• Problem details:
In the listing below, locate the lines that hold the string "munka". Copy those lines.

• Dataset content:
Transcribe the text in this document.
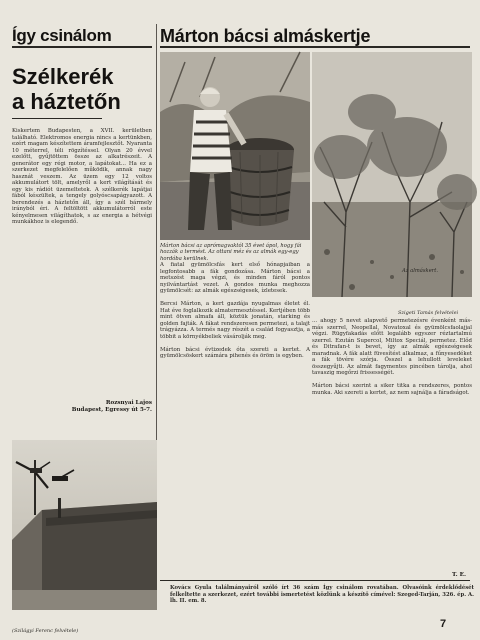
Így csinálom	Márton bácsi almáskertje
Szélkerék
a háztetőn
Kiskertem Budapesten, a XVII. kerületben található. Elektromos energia nincs a kertünkben, ezért magam készítettem áramfejlesztőt. Nyaranta 10 méterrel, téli rögzítéssel. Olyan 20 évvel ezelőtt, gyűjtöttem össze az alkatrészeit. A generátor egy régi motor, a lapátokat... Ha ez a szerkezet megfelelően működik, annak nagy hasznát veszem. Az üzem egy 12 voltos akkumulátort tölt, amelyről a kert világítását és egy kis rádiót üzemeltetek. A szélkerék lapátjai fából készültek, a tengely golyóscsapágyazott. A berendezés a háztetőn áll, így a szél bármely irányból éri. A feltöltött akkumulátorról este kényelmesen világíthatok, s az energia a hétvégi munkákhoz is elegendő.
Rozsnyai Lajos
Budapest, Egressy út 5-7.
(Szilágyi Ferenc felvétele)
Márton bácsi az aprómagvaktól 35 évet ápol, hogy fái hozzák a termést. Az ottani méz és az almák egy-egy hordóba kerülnek.
Az almáskert.
Szigeti Tamás felvételei
A fiatal gyümölcsfás kert első hónapjaiban a legfontosabb a fák gondozása. Márton bácsi a metszést maga végzi, és minden fáról pontos nyilvántartást vezet. A gondos munka meghozza gyümölcsét: az almák egészségesek, ízletesek.

Bercsi Márton, a kert gazdája nyugalmas életet él. Hat éve foglalkozik almatermesztéssel. Kertjében több mint ötven almafa áll, köztük jonatán, starking és golden fajták. A fákat rendszeresen permetezi, a talajt trágyázza. A termés nagy részét a család fogyasztja, a többit a környékbeliek vásárolják meg.

Márton bácsi évtizedek óta szereti a kertet. A gyümölcsöskert számára pihenés és öröm is egyben.
... ahogy 5 nevet alapvető permetezésre évenként más-más szerrel, Neopellal, Novatoxal és gyümölcsfaolajjal végzi. Rügyfakadás előtt legalább egyszer réztartalmú szerrel. Ezután Supercol, Miltox Speciál, permetez. Előd és Ditrafan-t is bevet, így az almák egészségesek maradnak. A fák alatt füvesítést alkalmaz, a fűnyesedéket a fák tövére szórja. Ősszel a lehullott leveleket összegyűjti. Az almát fagymentes pincében tárolja, ahol tavaszig megőrzi frissességét.

Márton bácsi szerint a siker titka a rendszeres, pontos munka. Aki szereti a kertet, az nem sajnálja a fáradságot.
T. E.
Kovács Gyula találmányairól szóló írt 36 szám Így csinálom rovatában. Olvasóink érdeklődését felkeltette a szerkezet, ezért további ismertetést közlünk a készítő címével: Szeged-Tarján, 326. ép. A. lh. II. em. 8.
7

• Output:
A fiatal gyümölcsfás kert első hónapjaiban a legfontosabb a fák gondozása. Márton bácsi a metszést maga végzi, és minden fáról pontos nyilvántartást vezet. A gondos munka meghozza gyümölcsét: az almák egészségesek, ízletesek.
Márton bácsi szerint a siker titka a rendszeres, pontos munka. Aki szereti a kertet, az nem sajnálja a fáradságot.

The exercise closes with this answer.